» Problem to solve
Transcribe the lines below verbatim, skipping the images.

» Excerpted data
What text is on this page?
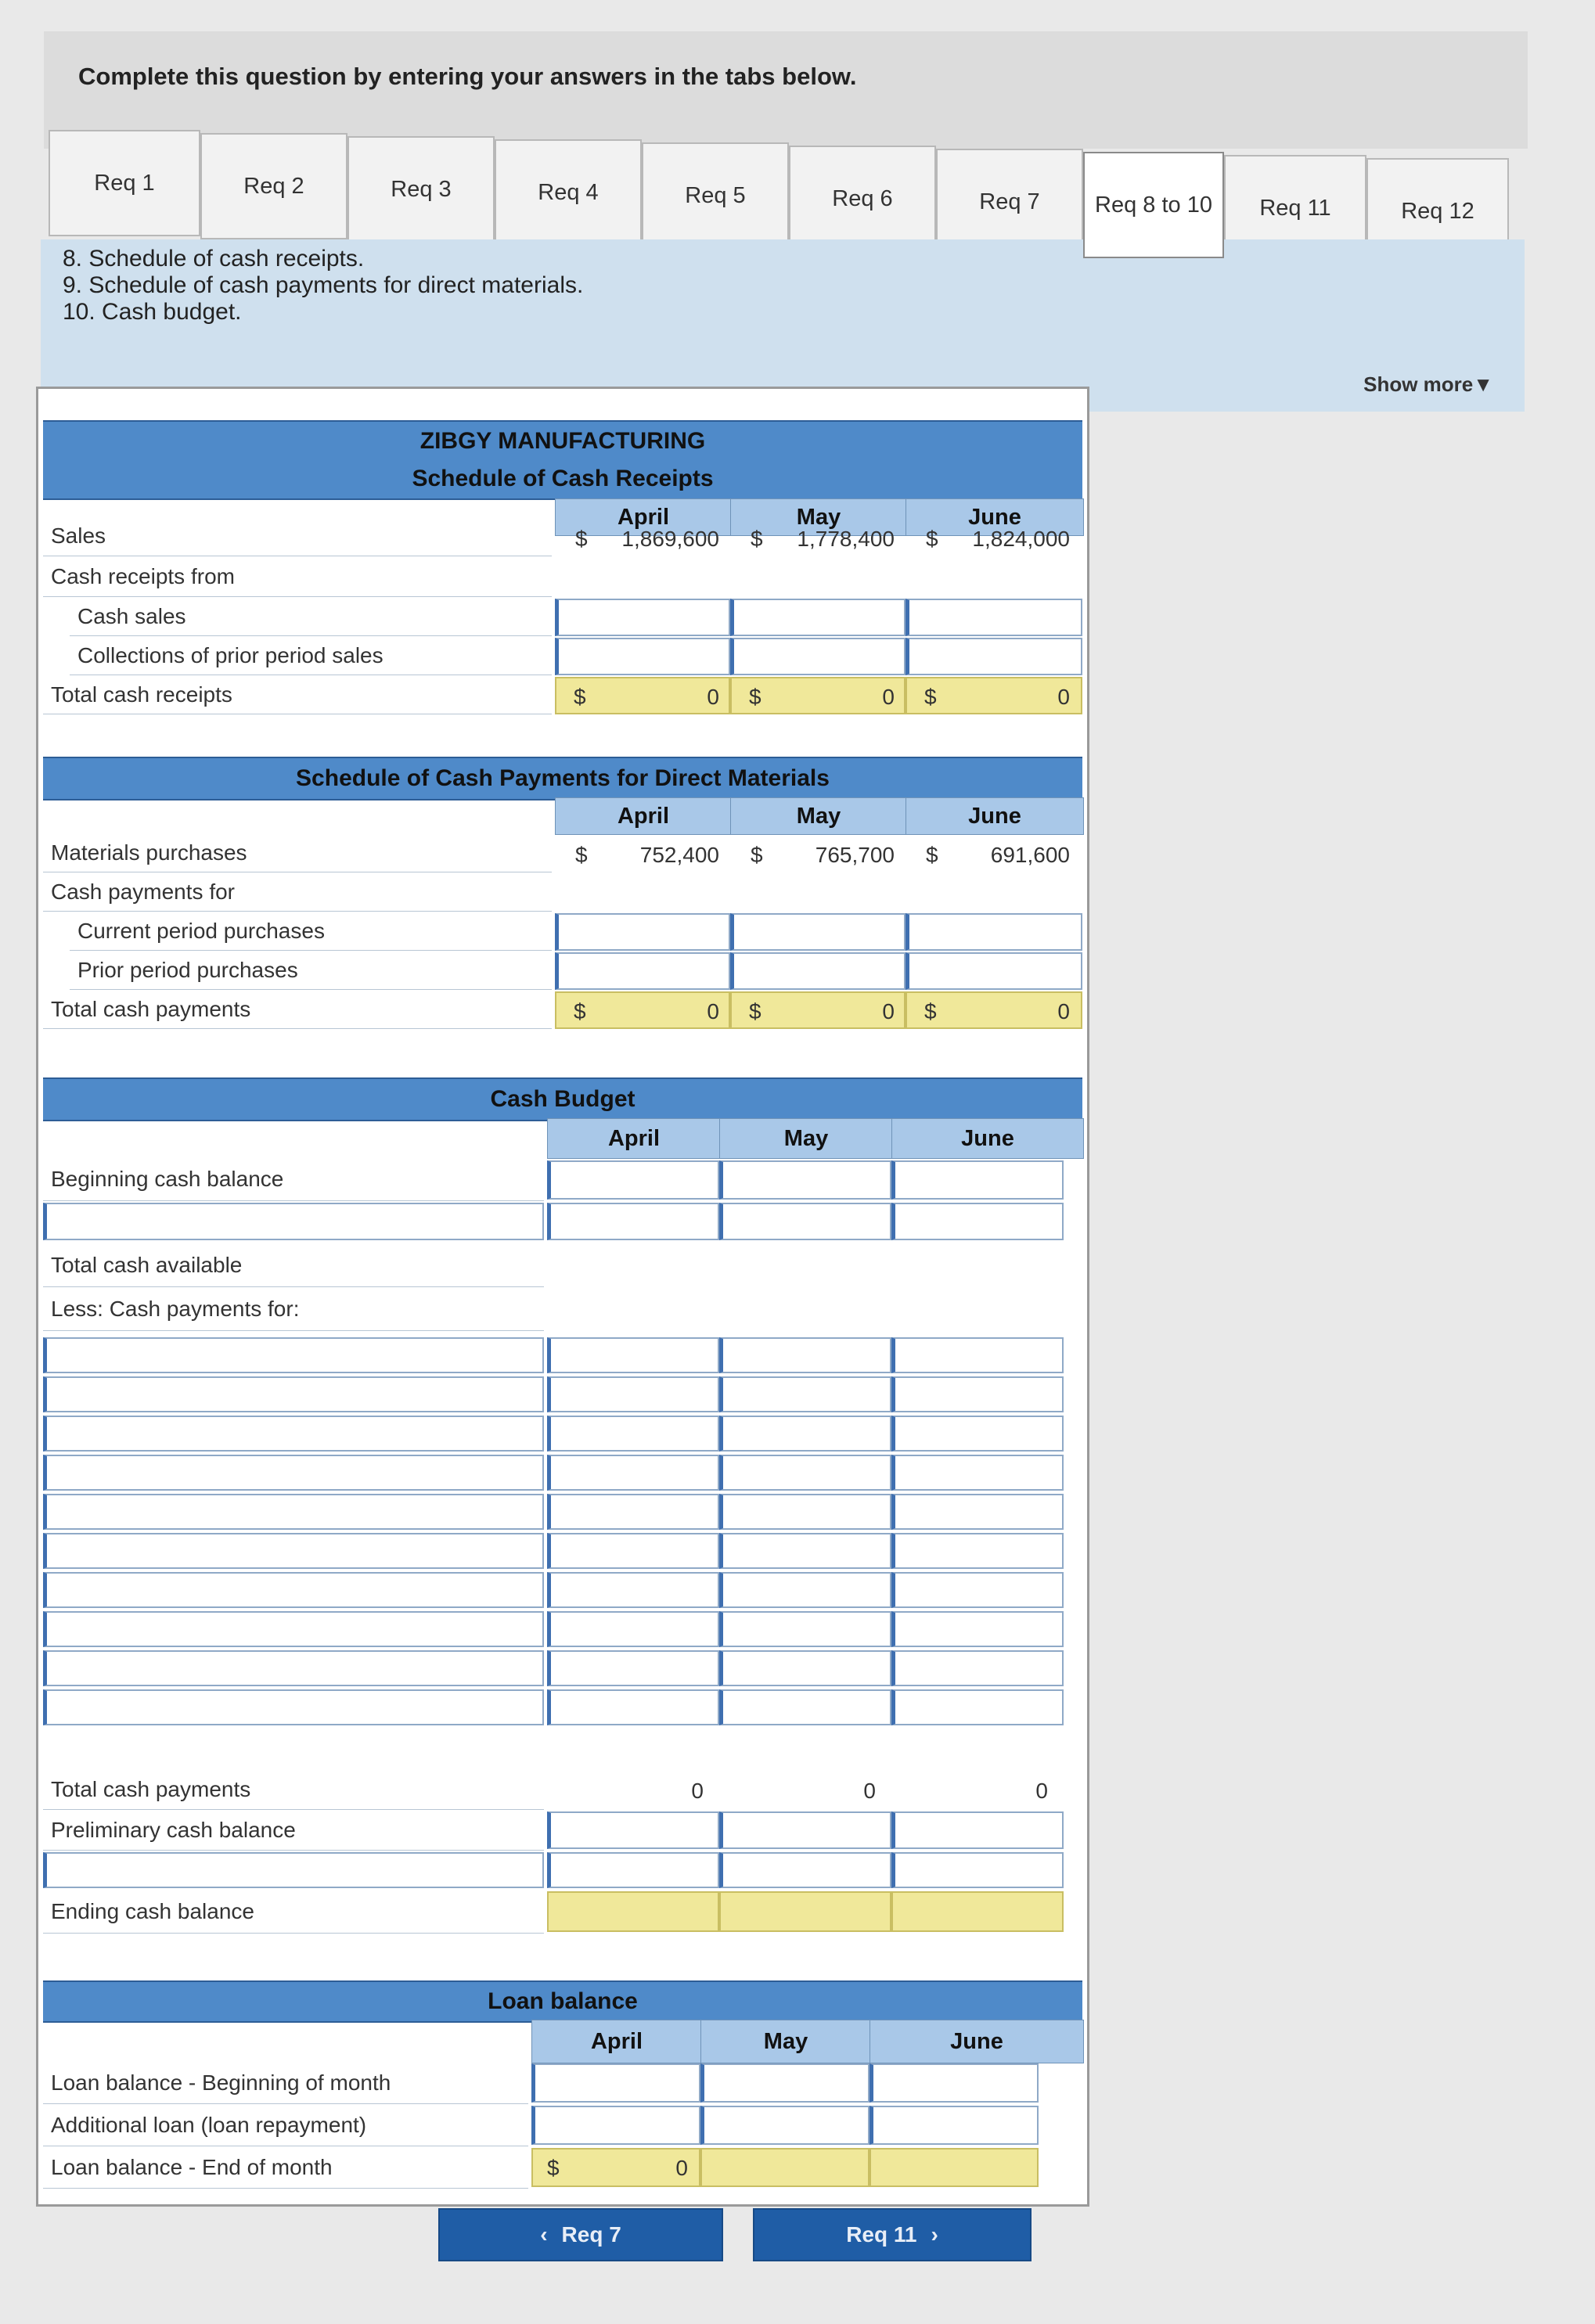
Complete this question by entering your answers in the tabs below.
Req 1	Req 2	Req 3	Req 4	Req 5	Req 6	Req 7 Req 8 to 10 Req 11	Req 12
8. Schedule of cash receipts.
9. Schedule of cash payments for direct materials.
10. Cash budget.
Show more▼
ZIBGY MANUFACTURING
Schedule of Cash Receipts
April	May	June
Sales	$	1,869,600 $	1,778,400 $	1,824,000
Cash receipts from
Cash sales
Collections of prior period sales
Total cash receipts	$	0 $	0 $	0
Schedule of Cash Payments for Direct Materials
April	May	June
Materials purchases	$	752,400 $	765,700 $	691,600
Cash payments for
Current period purchases
Prior period purchases
Total cash payments	$	0 $	0 $	0
Cash Budget
April	May	June
Beginning cash balance
Total cash available
Less: Cash payments for:
Total cash payments	0	0	0
Preliminary cash balance
Ending cash balance
Loan balance
April	May	June
Loan balance - Beginning of month
Additional loan (loan repayment)
Loan balance - End of month	$	0
‹ Req 7	Req 11 ›
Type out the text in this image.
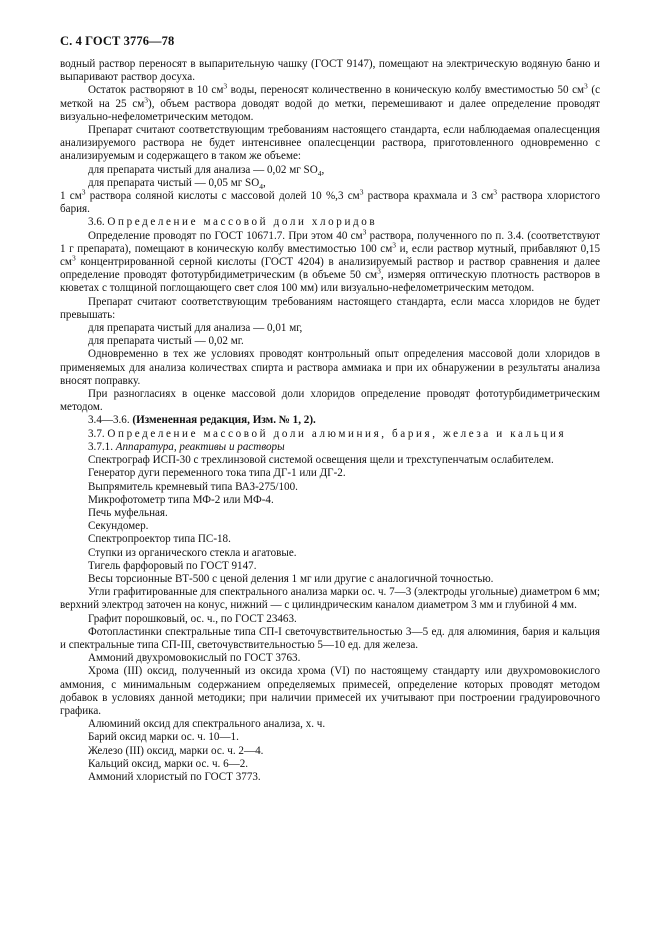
С. 4 ГОСТ 3776—78

водный раствор переносят в выпарительную чашку (ГОСТ 9147), помещают на электрическую водяную баню и выпаривают раствор досуха.

Остаток растворяют в 10 $см^3$ воды, переносят количественно в коническую колбу вместимостью 50 $см^3$ (с меткой на 25 $см^3$), объем раствора доводят водой до метки, перемешивают и далее определение проводят визуально-нефелометрическим методом.

Препарат считают соответствующим требованиям настоящего стандарта, если наблюдаемая опалесценция анализируемого раствора не будет интенсивнее опалесценции раствора, приготовленного одновременно с анализируемым и содержащего в таком же объеме:

для препарата чистый для анализа — 0,02 мг $SO_4$,

для препарата чистый — 0,05 мг $SO_4$,

1 $см^3$ раствора соляной кислоты с массовой долей 10 %,3 $см^3$ раствора крахмала и 3 $см^3$ раствора хлористого бария.

3.6. Определение массовой доли хлоридов

Определение проводят по ГОСТ 10671.7. При этом 40 $см^3$ раствора, полученного по п. 3.4. (соответствуют 1 г препарата), помещают в коническую колбу вместимостью 100 $см^3$ и, если раствор мутный, прибавляют 0,15 $см^3$ концентрированной серной кислоты (ГОСТ 4204) в анализируемый раствор и раствор сравнения и далее определение проводят фототурбидиметрическим (в объеме 50 $см^3$, измеряя оптическую плотность растворов в кюветах с толщиной поглощающего свет слоя 100 мм) или визуально-нефелометрическим методом.

Препарат считают соответствующим требованиям настоящего стандарта, если масса хлоридов не будет превышать:

для препарата чистый для анализа — 0,01 мг,

для препарата чистый — 0,02 мг.

Одновременно в тех же условиях проводят контрольный опыт определения массовой доли хлоридов в применяемых для анализа количествах спирта и раствора аммиака и при их обнаружении в результаты анализа вносят поправку.

При разногласиях в оценке массовой доли хлоридов определение проводят фототурбидиметрическим методом.

3.4—3.6. (Измененная редакция, Изм. № 1, 2).

3.7. Определение массовой доли алюминия, бария, железа и кальция

3.7.1. Аппаратура, реактивы и растворы

Спектрограф ИСП-30 с трехлинзовой системой освещения щели и трехступенчатым ослабителем.

Генератор дуги переменного тока типа ДГ-1 или ДГ-2.

Выпрямитель кремневый типа ВАЗ-275/100.

Микрофотометр типа МФ-2 или МФ-4.

Печь муфельная.

Секундомер.

Спектропроектор типа ПС-18.

Ступки из органического стекла и агатовые.

Тигель фарфоровый по ГОСТ 9147.

Весы торсионные ВТ-500 с ценой деления 1 мг или другие с аналогичной точностью.

Угли графитированные для спектрального анализа марки ос. ч. 7—3 (электроды угольные) диаметром 6 мм; верхний электрод заточен на конус, нижний — с цилиндрическим каналом диаметром 3 мм и глубиной 4 мм.

Графит порошковый, ос. ч., по ГОСТ 23463.

Фотопластинки спектральные типа СП-I светочувствительностью 3—5 ед. для алюминия, бария и кальция и спектральные типа СП-III, светочувствительностью 5—10 ед. для железа.

Аммоний двухромовокислый по ГОСТ 3763.

Хрома (III) оксид, полученный из оксида хрома (VI) по настоящему стандарту или двухромовокислого аммония, с минимальным содержанием определяемых примесей, определение которых проводят методом добавок в условиях данной методики; при наличии примесей их учитывают при построении градуировочного графика.

Алюминий оксид для спектрального анализа, х. ч.

Барий оксид марки ос. ч. 10—1.

Железо (III) оксид, марки ос. ч. 2—4.

Кальций оксид, марки ос. ч. 6—2.

Аммоний хлористый по ГОСТ 3773.
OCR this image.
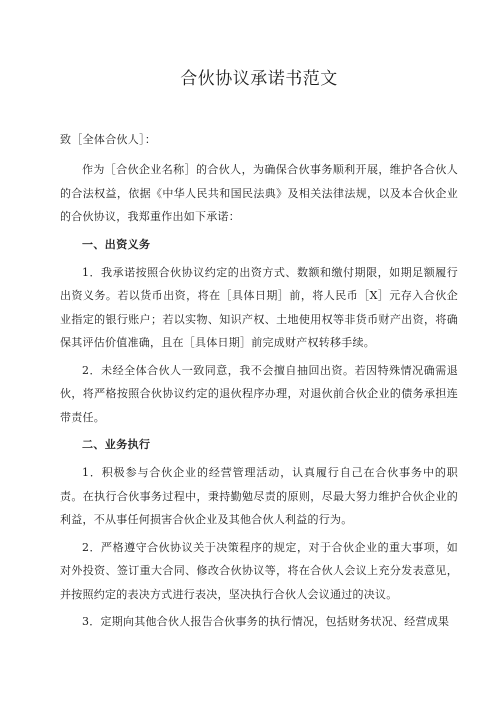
合伙协议承诺书范文
致［全体合伙人］：

作为［合伙企业名称］的合伙人，为确保合伙事务顺利开展，维护各合伙人的合法权益，依据《中华人民共和国民法典》及相关法律法规，以及本合伙企业的合伙协议，我郑重作出如下承诺：

一、出资义务

1．我承诺按照合伙协议约定的出资方式、数额和缴付期限，如期足额履行出资义务。若以货币出资，将在［具体日期］前，将人民币［X］元存入合伙企业指定的银行账户；若以实物、知识产权、土地使用权等非货币财产出资，将确保其评估价值准确，且在［具体日期］前完成财产权转移手续。

2．未经全体合伙人一致同意，我不会擅自抽回出资。若因特殊情况确需退伙，将严格按照合伙协议约定的退伙程序办理，对退伙前合伙企业的债务承担连带责任。

二、业务执行

1．积极参与合伙企业的经营管理活动，认真履行自己在合伙事务中的职责。在执行合伙事务过程中，秉持勤勉尽责的原则，尽最大努力维护合伙企业的利益，不从事任何损害合伙企业及其他合伙人利益的行为。

2．严格遵守合伙协议关于决策程序的规定，对于合伙企业的重大事项，如对外投资、签订重大合同、修改合伙协议等，将在合伙人会议上充分发表意见，并按照约定的表决方式进行表决，坚决执行合伙人会议通过的决议。

3．定期向其他合伙人报告合伙事务的执行情况，包括财务状况、经营成果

» Task output
What text is on this page?
Complete this question by entering your answers in the tabs below.
Req 1	Req 2	Req 3	Req 4	Req 5	Req 6	Req 7 Req 8 to 10 Req 11	Req 12
8. Schedule of cash receipts.
9. Schedule of cash payments for direct materials.
10. Cash budget.
Show more▼
ZIBGY MANUFACTURING
Schedule of Cash Receipts
April	May	June
Sales	$	1,869,600 $	1,778,400 $	1,824,000
Cash receipts from
Cash sales
Collections of prior period sales
Total cash receipts	$	0 $	0 $	0
Schedule of Cash Payments for Direct Materials
April	May	June
Materials purchases	$	752,400 $	765,700 $	691,600
Cash payments for
Current period purchases
Prior period purchases
Total cash payments	$	0 $	0 $	0
Cash Budget
April	May	June
Beginning cash balance
Total cash available
Less: Cash payments for:
Total cash payments	0	0	0
Preliminary cash balance
Ending cash balance
Loan balance
April	May	June
Loan balance - Beginning of month
Additional loan (loan repayment)
Loan balance - End of month	$	0
‹ Req 7	Req 11 ›
Type out the text in this image.
С. 4 ГОСТ 3776—78

водный раствор переносят в выпарительную чашку (ГОСТ 9147), помещают на электрическую водяную баню и выпаривают раствор досуха.

Остаток растворяют в 10 $см^3$ воды, переносят количественно в коническую колбу вместимостью 50 $см^3$ (с меткой на 25 $см^3$), объем раствора доводят водой до метки, перемешивают и далее определение проводят визуально-нефелометрическим методом.

Препарат считают соответствующим требованиям настоящего стандарта, если наблюдаемая опалесценция анализируемого раствора не будет интенсивнее опалесценции раствора, приготовленного одновременно с анализируемым и содержащего в таком же объеме:

для препарата чистый для анализа — 0,02 мг $SO_4$,

для препарата чистый — 0,05 мг $SO_4$,

1 $см^3$ раствора соляной кислоты с массовой долей 10 %,3 $см^3$ раствора крахмала и 3 $см^3$ раствора хлористого бария.

3.6. Определение массовой доли хлоридов

Определение проводят по ГОСТ 10671.7. При этом 40 $см^3$ раствора, полученного по п. 3.4. (соответствуют 1 г препарата), помещают в коническую колбу вместимостью 100 $см^3$ и, если раствор мутный, прибавляют 0,15 $см^3$ концентрированной серной кислоты (ГОСТ 4204) в анализируемый раствор и раствор сравнения и далее определение проводят фототурбидиметрическим (в объеме 50 $см^3$, измеряя оптическую плотность растворов в кюветах с толщиной поглощающего свет слоя 100 мм) или визуально-нефелометрическим методом.

Препарат считают соответствующим требованиям настоящего стандарта, если масса хлоридов не будет превышать:

для препарата чистый для анализа — 0,01 мг,

для препарата чистый — 0,02 мг.

Одновременно в тех же условиях проводят контрольный опыт определения массовой доли хлоридов в применяемых для анализа количествах спирта и раствора аммиака и при их обнаружении в результаты анализа вносят поправку.

При разногласиях в оценке массовой доли хлоридов определение проводят фототурбидиметрическим методом.

3.4—3.6. (Измененная редакция, Изм. № 1, 2).

3.7. Определение массовой доли алюминия, бария, железа и кальция

3.7.1. Аппаратура, реактивы и растворы

Спектрограф ИСП-30 с трехлинзовой системой освещения щели и трехступенчатым ослабителем.

Генератор дуги переменного тока типа ДГ-1 или ДГ-2.

Выпрямитель кремневый типа ВАЗ-275/100.

Микрофотометр типа МФ-2 или МФ-4.

Печь муфельная.

Секундомер.

Спектропроектор типа ПС-18.

Ступки из органического стекла и агатовые.

Тигель фарфоровый по ГОСТ 9147.

Весы торсионные ВТ-500 с ценой деления 1 мг или другие с аналогичной точностью.

Угли графитированные для спектрального анализа марки ос. ч. 7—3 (электроды угольные) диаметром 6 мм; верхний электрод заточен на конус, нижний — с цилиндрическим каналом диаметром 3 мм и глубиной 4 мм.

Графит порошковый, ос. ч., по ГОСТ 23463.

Фотопластинки спектральные типа СП-I светочувствительностью 3—5 ед. для алюминия, бария и кальция и спектральные типа СП-III, светочувствительностью 5—10 ед. для железа.

Аммоний двухромовокислый по ГОСТ 3763.

Хрома (III) оксид, полученный из оксида хрома (VI) по настоящему стандарту или двухромовокислого аммония, с минимальным содержанием определяемых примесей, определение которых проводят методом добавок в условиях данной методики; при наличии примесей их учитывают при построении градуировочного графика.

Алюминий оксид для спектрального анализа, х. ч.

Барий оксид марки ос. ч. 10—1.

Железо (III) оксид, марки ос. ч. 2—4.

Кальций оксид, марки ос. ч. 6—2.

Аммоний хлористый по ГОСТ 3773.
OCR this image.
合伙协议承诺书范文
致［全体合伙人］：

作为［合伙企业名称］的合伙人，为确保合伙事务顺利开展，维护各合伙人的合法权益，依据《中华人民共和国民法典》及相关法律法规，以及本合伙企业的合伙协议，我郑重作出如下承诺：

一、出资义务

1．我承诺按照合伙协议约定的出资方式、数额和缴付期限，如期足额履行出资义务。若以货币出资，将在［具体日期］前，将人民币［X］元存入合伙企业指定的银行账户；若以实物、知识产权、土地使用权等非货币财产出资，将确保其评估价值准确，且在［具体日期］前完成财产权转移手续。

2．未经全体合伙人一致同意，我不会擅自抽回出资。若因特殊情况确需退伙，将严格按照合伙协议约定的退伙程序办理，对退伙前合伙企业的债务承担连带责任。

二、业务执行

1．积极参与合伙企业的经营管理活动，认真履行自己在合伙事务中的职责。在执行合伙事务过程中，秉持勤勉尽责的原则，尽最大努力维护合伙企业的利益，不从事任何损害合伙企业及其他合伙人利益的行为。

2．严格遵守合伙协议关于决策程序的规定，对于合伙企业的重大事项，如对外投资、签订重大合同、修改合伙协议等，将在合伙人会议上充分发表意见，并按照约定的表决方式进行表决，坚决执行合伙人会议通过的决议。

3．定期向其他合伙人报告合伙事务的执行情况，包括财务状况、经营成果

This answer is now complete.